+++ Document
Paul c. R., 2017 QCCA 245
[51] La démarche d’analyse du juge de première instance est conforme aux principes jurisprudentiels connus quant à la défense du paragraphe 25(1) C.cr.
[52] La protection offerte aux personnes autorisées qui recourent à la force dans l’exécution de leur fonction est ainsi libellée :
25 (1) Quiconque est, par la loi, obligé ou autorisé à faire quoi que ce soit dans l’application ou l’exécution de la loi :
[…]
b) soit à titre d’agent de la paix ou de fonctionnaire public;
[…],
est, s’il agit en s’appuyant sur des motifs raisonnables, fondé à accomplir ce qu’il lui est enjoint ou permis de faire et fondé à employer la force nécessaire pour cette fin.
(2) […]
26 Quiconque est autorisé par la loi à employer la force est criminellement responsable de tout excès de force, selon la nature et la qualité de l’acte qui constitue l’excès.
++++++
+++ Données enregistrées
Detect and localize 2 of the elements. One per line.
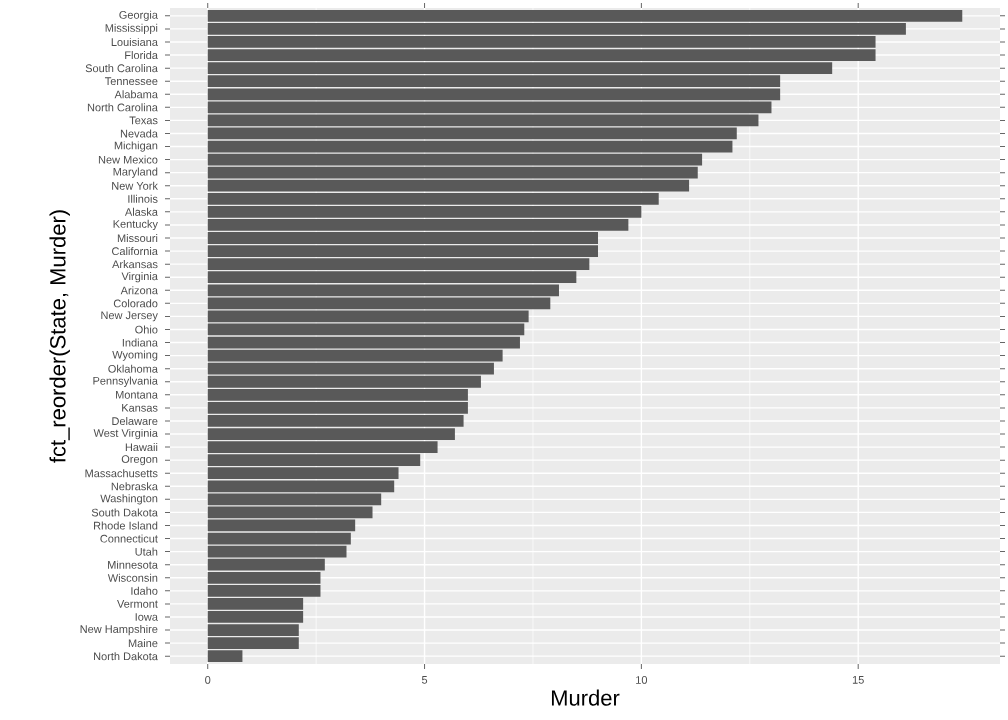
y-axis-title: fct_reorder(State, Murder) <box>49 210 70 463</box>
x-axis-title: Murder <box>551 689 620 706</box>
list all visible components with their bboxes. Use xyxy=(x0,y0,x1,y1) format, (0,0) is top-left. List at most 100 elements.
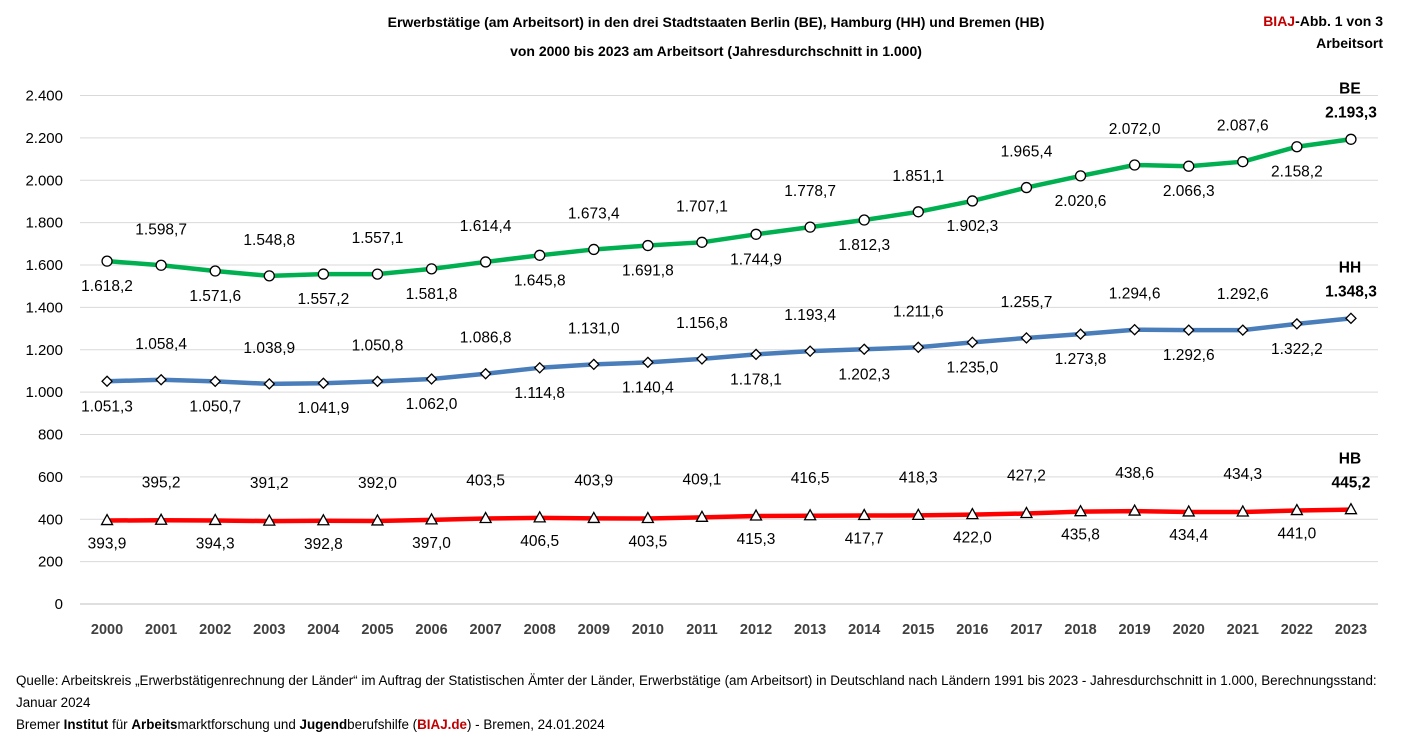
++++++
**Objectif 1**. Pouvez-vous recopier le passage de l'arrêt Paul c. R. qui commence par « Paul c. R., 2017 » et se poursuit jusqu'à « pour cette fin. » ?
**Objectif 2**. Quels articles et paragraphes du Code criminel l'arrêt Paul c. R. mentionne-t-il, sans compter les alinéas ?

**Réponse attendue 1**.
Paul c. R., 2017 QCCA 245
[51] La démarche d’analyse du juge de première instance est conforme aux principes jurisprudentiels connus quant à la défense du paragraphe 25(1) C.cr.
[52] La protection offerte aux personnes autorisées qui recourent à la force dans l’exécution de leur fonction est ainsi libellée :
25 (1) Quiconque est, par la loi, obligé ou autorisé à faire quoi que ce soit dans l’application ou l’exécution de la loi :
[…]
b) soit à titre d’agent de la paix ou de fonctionnaire public;
[…],
est, s’il agit en s’appuyant sur des motifs raisonnables, fondé à accomplir ce qu’il lui est enjoint ou permis de faire et fondé à employer la force nécessaire pour cette fin.

**Réponse attendue 2**. Paragraphe 25(1), paragraphe 25(2), article 26